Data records
## begin
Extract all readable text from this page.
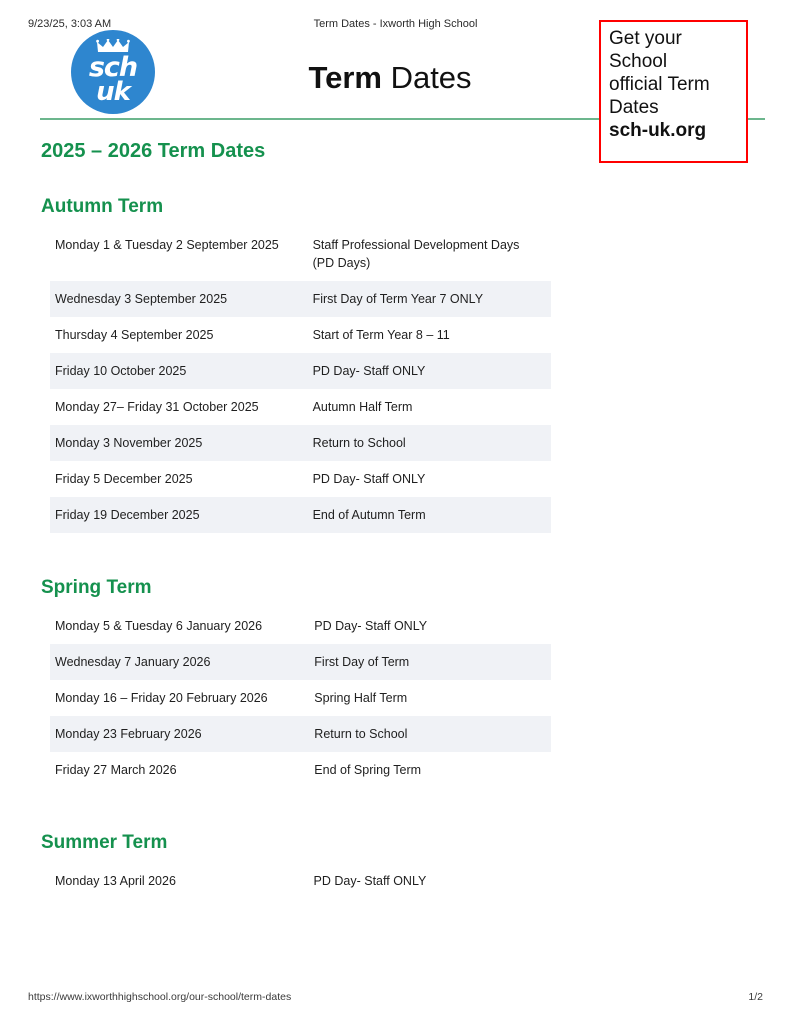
9/23/25, 3:03 AM	Term Dates - Ixworth High School
sch
uk	Term Dates
Get your
School
official Term
Dates
sch-uk.org
2025 – 2026 Term Dates
Autumn Term
Monday 1 & Tuesday 2 September 2025	Staff Professional Development Days (PD Days)
Wednesday 3 September 2025	First Day of Term Year 7 ONLY
Thursday 4 September 2025	Start of Term Year 8 – 11
Friday 10 October 2025	PD Day- Staff ONLY
Monday 27– Friday 31 October 2025	Autumn Half Term
Monday 3 November 2025	Return to School
Friday 5 December 2025	PD Day- Staff ONLY
Friday 19 December 2025	End of Autumn Term
Spring Term
Monday 5 & Tuesday 6 January 2026	PD Day- Staff ONLY
Wednesday 7 January 2026	First Day of Term
Monday 16 – Friday 20 February 2026	Spring Half Term
Monday 23 February 2026	Return to School
Friday 27 March 2026	End of Spring Term
Summer Term
Monday 13 April 2026	PD Day- Staff ONLY
https://www.ixworthhighschool.org/our-school/term-dates	1/2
## end
**Directions**
Ignore the images and quote every line of the listing exactly.

**Output for this exercise**
Extract all readable text from this page.
9/23/25, 3:03 AM	Term Dates - Ixworth High School
sch
uk	Term Dates
Get your
School
official Term
Dates
sch-uk.org
2025 – 2026 Term Dates
Autumn Term
Monday 1 & Tuesday 2 September 2025	Staff Professional Development Days (PD Days)
Wednesday 3 September 2025	First Day of Term Year 7 ONLY
Thursday 4 September 2025	Start of Term Year 8 – 11
Friday 10 October 2025	PD Day- Staff ONLY
Monday 27– Friday 31 October 2025	Autumn Half Term
Monday 3 November 2025	Return to School
Friday 5 December 2025	PD Day- Staff ONLY
Friday 19 December 2025	End of Autumn Term
Spring Term
Monday 5 & Tuesday 6 January 2026	PD Day- Staff ONLY
Wednesday 7 January 2026	First Day of Term
Monday 16 – Friday 20 February 2026	Spring Half Term
Monday 23 February 2026	Return to School
Friday 27 March 2026	End of Spring Term
Summer Term
Monday 13 April 2026	PD Day- Staff ONLY
https://www.ixworthhighschool.org/our-school/term-dates	1/2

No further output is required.